Written exercise A:
Copy out the records from their start through the line containing "data-table: 2005 2006", with both ends included, and copy nothing else.

::::

Sunday, October 06, 2013

Sermon; Proper 22C; Habakkuk 1:1-4, 2:1-4; Luke 17:5-10

As you listened to these readings from Habakkuk and Luke, did you hear a connection? How many of you forgot about listening for connections until I start preaching? So . . . what connections do you hear?

This one is difficult. On the one hand we have a reading from a minor prophet that cobbles together eight verses from two chapters about justice. And on the other hand we have a short gospel reading that touches on faith and the place of slaves. What is the connection here? Let's go look.

As with Amos, Habakkuk speaks out against abuse of the powerless by the powerful. The law becomes slack. Justice does not prevail. Judgment is perverted.

One of the things I came across was a little word play. Our reading comes from the NRSV and it uses both justice and judgment. Justice never prevails. Judgment comes forth perverted. One of my commentaries pointed out that where the NRSV used two words, Hebrew uses only one. This passage could legitimately be translated as, “Justice never prevails; justice comes forth perverted.”

It is into this mix of perverted justice that Habakkuk speaks. He complains to God about a defective and abusive system and, of all things, God answers: “Write a vision of justice. Write it plainly for all to see. Announce that this vision will come and it will bring down the haughty. Announce that it will come in the appointed time.”

Habakkuk speaks this prophecy and writes this vision. And he is stuck in the middle. He is forced to live within a system of injustice and perverted justice while at the same time also living in anticipation of the fulfillment of a vision of justice at the appointed time.

Our gospel reading for today is sort of an odd choice. Not that the gospel is an odd choice, but it's odd that verses 1-4 weren't included in the reading. Today's reading begins, “Increase our faith!” but there's no context for that request. The context comes in verses 1-4.

::::

Written exercise B:
Mark each of these statements about the sermon yes or no. Quote the deciding words of the sermon for each.
(i) The Habakkuk reading combines eight verses taken from two chapters.
(ii) The Hebrew passage uses two different words where the NRSV has justice and judgment.
(iii) The gospel reading for the day includes verses 1-4.

::::

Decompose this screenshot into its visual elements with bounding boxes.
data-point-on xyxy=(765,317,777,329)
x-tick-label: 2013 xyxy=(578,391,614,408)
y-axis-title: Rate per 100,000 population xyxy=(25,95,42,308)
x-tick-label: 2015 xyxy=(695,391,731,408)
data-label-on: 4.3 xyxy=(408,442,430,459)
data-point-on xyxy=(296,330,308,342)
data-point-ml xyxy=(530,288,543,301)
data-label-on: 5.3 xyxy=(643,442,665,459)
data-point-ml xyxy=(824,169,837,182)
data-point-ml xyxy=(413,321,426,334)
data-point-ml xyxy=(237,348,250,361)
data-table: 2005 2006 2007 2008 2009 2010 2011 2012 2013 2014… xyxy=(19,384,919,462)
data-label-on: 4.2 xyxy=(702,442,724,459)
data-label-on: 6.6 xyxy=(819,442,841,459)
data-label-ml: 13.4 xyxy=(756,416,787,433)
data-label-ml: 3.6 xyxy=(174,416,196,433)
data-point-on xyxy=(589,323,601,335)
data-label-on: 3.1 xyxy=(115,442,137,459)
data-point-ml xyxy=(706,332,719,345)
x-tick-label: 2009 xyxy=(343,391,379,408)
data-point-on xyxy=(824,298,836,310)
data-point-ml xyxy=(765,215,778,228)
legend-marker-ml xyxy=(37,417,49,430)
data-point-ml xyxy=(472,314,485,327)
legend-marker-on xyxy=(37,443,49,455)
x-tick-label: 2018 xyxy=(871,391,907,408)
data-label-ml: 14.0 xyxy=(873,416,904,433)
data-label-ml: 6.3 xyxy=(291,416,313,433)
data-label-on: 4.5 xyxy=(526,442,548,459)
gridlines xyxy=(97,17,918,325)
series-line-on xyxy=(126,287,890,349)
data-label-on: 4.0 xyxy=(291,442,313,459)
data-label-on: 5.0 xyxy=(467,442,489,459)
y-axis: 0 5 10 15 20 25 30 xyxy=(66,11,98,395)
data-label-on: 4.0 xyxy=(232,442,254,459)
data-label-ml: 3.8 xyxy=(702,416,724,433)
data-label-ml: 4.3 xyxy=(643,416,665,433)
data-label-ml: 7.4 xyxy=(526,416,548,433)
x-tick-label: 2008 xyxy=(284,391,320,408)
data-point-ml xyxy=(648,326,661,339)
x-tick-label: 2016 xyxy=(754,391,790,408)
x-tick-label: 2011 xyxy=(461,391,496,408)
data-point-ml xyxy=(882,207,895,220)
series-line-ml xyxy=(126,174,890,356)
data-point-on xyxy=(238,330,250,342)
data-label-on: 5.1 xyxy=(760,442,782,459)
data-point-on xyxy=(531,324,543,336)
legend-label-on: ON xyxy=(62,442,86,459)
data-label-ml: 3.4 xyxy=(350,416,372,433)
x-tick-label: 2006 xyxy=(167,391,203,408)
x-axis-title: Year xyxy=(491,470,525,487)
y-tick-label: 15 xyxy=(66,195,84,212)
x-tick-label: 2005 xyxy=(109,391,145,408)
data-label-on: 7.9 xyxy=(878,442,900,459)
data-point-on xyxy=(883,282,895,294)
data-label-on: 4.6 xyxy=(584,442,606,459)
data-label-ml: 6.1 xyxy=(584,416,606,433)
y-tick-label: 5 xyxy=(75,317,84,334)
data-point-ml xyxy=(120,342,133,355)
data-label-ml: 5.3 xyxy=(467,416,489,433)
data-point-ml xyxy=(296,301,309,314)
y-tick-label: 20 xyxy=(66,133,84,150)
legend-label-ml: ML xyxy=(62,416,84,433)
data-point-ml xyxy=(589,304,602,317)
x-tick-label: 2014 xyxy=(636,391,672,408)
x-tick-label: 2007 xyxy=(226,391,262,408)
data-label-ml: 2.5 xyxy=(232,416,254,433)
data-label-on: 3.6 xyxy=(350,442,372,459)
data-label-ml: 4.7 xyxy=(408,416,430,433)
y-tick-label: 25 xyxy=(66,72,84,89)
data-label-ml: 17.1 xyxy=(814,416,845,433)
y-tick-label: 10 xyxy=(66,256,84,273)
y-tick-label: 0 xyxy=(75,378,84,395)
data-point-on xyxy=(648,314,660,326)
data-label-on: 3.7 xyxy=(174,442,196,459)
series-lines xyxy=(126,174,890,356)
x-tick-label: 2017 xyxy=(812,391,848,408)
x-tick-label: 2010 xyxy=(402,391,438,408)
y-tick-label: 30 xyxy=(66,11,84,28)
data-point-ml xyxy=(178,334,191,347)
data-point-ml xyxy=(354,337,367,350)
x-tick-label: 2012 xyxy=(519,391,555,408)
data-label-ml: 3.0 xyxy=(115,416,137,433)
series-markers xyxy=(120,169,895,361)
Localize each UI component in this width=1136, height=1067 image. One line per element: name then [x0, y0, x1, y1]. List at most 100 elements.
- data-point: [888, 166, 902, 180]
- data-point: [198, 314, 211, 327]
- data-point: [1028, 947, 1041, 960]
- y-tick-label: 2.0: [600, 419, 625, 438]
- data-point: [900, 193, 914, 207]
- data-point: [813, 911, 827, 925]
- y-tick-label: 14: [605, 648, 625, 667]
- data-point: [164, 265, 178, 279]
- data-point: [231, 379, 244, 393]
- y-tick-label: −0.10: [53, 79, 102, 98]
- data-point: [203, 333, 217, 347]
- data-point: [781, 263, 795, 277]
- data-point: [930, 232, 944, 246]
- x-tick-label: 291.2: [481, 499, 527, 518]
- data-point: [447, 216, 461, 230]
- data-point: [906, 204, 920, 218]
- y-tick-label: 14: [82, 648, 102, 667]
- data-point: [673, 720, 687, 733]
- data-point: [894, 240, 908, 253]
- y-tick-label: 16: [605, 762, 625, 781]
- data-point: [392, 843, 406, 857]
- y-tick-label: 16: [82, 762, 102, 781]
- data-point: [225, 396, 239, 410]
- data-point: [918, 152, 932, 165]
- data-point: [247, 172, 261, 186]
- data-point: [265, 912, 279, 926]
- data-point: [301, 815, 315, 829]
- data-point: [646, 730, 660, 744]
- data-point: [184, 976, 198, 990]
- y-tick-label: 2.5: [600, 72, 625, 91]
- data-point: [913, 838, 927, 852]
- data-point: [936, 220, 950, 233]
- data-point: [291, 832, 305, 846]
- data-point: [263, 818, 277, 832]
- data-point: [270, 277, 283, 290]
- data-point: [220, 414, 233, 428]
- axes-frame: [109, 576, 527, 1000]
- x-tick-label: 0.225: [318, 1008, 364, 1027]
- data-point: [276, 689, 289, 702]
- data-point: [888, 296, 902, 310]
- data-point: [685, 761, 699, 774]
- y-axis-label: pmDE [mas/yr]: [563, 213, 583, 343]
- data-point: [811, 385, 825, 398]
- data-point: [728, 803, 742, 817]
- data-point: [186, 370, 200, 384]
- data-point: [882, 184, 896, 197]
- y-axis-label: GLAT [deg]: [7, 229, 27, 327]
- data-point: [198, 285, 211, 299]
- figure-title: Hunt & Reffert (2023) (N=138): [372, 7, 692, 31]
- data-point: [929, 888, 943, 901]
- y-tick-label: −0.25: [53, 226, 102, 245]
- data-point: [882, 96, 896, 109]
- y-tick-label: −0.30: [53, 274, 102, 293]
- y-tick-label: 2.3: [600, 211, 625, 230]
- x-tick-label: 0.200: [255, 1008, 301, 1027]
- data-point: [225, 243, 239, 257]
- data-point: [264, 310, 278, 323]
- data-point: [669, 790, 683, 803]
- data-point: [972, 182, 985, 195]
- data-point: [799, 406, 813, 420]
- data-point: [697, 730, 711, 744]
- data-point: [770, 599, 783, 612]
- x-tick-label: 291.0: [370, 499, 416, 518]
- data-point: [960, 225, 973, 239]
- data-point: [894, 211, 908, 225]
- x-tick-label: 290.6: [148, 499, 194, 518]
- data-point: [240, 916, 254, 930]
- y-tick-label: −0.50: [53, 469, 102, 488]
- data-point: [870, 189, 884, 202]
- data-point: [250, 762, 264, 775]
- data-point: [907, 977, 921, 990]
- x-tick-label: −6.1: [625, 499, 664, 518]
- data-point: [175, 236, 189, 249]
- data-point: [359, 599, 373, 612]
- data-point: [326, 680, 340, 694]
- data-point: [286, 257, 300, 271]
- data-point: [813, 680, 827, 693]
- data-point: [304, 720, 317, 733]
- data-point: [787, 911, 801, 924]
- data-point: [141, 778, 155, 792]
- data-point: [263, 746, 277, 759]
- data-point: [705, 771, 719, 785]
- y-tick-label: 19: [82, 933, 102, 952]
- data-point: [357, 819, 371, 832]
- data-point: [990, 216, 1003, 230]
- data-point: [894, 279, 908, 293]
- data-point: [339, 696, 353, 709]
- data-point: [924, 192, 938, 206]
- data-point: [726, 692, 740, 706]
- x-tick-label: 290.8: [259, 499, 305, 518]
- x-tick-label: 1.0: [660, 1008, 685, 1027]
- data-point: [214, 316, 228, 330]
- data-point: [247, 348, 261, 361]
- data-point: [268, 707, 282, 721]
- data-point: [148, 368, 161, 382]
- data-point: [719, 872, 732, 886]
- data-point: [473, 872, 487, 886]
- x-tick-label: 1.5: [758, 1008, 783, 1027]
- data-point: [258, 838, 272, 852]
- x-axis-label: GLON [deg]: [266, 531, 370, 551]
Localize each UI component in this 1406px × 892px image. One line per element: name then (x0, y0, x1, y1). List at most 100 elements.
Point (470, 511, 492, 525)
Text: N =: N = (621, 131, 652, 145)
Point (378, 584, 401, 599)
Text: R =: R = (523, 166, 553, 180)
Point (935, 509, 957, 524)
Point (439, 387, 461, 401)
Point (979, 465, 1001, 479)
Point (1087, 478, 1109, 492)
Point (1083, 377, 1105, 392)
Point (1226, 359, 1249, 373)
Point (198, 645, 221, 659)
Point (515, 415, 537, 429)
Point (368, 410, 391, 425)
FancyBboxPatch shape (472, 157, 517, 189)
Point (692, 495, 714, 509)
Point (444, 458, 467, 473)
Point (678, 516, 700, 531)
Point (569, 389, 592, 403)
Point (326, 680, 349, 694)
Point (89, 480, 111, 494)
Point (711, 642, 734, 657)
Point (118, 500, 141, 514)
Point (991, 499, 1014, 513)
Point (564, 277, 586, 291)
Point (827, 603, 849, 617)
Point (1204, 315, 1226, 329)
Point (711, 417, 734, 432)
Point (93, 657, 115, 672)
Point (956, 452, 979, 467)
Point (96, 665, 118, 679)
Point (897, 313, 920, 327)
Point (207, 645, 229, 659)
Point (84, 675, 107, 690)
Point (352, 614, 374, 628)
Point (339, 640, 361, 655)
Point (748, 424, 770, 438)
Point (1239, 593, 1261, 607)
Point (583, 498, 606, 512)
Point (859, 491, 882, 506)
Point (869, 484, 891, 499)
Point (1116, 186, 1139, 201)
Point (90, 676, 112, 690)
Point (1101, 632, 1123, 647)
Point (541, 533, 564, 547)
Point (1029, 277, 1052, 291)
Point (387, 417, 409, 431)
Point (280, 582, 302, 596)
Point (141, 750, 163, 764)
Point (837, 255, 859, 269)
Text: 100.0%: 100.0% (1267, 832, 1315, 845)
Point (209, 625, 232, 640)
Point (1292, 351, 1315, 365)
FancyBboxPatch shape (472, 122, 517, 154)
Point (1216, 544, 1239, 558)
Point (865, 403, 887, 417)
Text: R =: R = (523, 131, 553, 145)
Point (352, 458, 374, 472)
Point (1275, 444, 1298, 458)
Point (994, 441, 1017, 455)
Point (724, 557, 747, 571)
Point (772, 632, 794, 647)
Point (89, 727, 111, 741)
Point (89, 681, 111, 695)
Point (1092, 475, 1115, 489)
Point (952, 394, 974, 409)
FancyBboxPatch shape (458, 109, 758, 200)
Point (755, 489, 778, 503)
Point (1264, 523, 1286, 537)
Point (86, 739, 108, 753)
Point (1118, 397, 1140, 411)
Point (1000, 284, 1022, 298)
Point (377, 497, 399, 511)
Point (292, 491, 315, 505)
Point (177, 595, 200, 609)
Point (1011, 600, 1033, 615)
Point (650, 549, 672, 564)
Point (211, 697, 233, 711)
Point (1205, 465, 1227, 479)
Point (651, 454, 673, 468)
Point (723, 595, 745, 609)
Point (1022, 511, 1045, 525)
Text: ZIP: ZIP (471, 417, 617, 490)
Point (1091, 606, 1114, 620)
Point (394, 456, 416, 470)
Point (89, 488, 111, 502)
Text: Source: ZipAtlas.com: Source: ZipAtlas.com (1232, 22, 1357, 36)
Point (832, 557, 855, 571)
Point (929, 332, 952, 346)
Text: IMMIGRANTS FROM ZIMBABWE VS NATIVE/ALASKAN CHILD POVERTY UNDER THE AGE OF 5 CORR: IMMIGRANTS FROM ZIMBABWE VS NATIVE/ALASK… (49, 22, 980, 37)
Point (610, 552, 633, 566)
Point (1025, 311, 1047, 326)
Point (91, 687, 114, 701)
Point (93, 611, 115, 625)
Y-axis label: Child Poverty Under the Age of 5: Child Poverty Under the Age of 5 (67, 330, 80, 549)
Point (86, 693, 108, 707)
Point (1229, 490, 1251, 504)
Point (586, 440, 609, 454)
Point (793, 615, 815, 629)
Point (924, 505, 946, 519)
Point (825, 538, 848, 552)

::::

Complete response A:
Decompose this screenshot into its visual elements with bounding boxes.
data-point-on xyxy=(765,317,777,329)
x-tick-label: 2013 xyxy=(578,391,614,408)
y-axis-title: Rate per 100,000 population xyxy=(25,95,42,308)
x-tick-label: 2015 xyxy=(695,391,731,408)
data-label-on: 4.3 xyxy=(408,442,430,459)
data-point-on xyxy=(296,330,308,342)
data-point-ml xyxy=(530,288,543,301)
data-label-on: 5.3 xyxy=(643,442,665,459)
data-point-ml xyxy=(824,169,837,182)
data-point-ml xyxy=(413,321,426,334)
data-point-ml xyxy=(237,348,250,361)
data-table: 2005 2006 2007 2008 2009 2010 2011 2012 2013 2014… xyxy=(19,384,919,462)

Complete response B:
(i) Yes: "cobbles together eight verses from two chapters about justice"
(ii) No: "where the NRSV used two words, Hebrew uses only one"
(iii) No: "it's odd that verses 1-4 weren't included in the reading"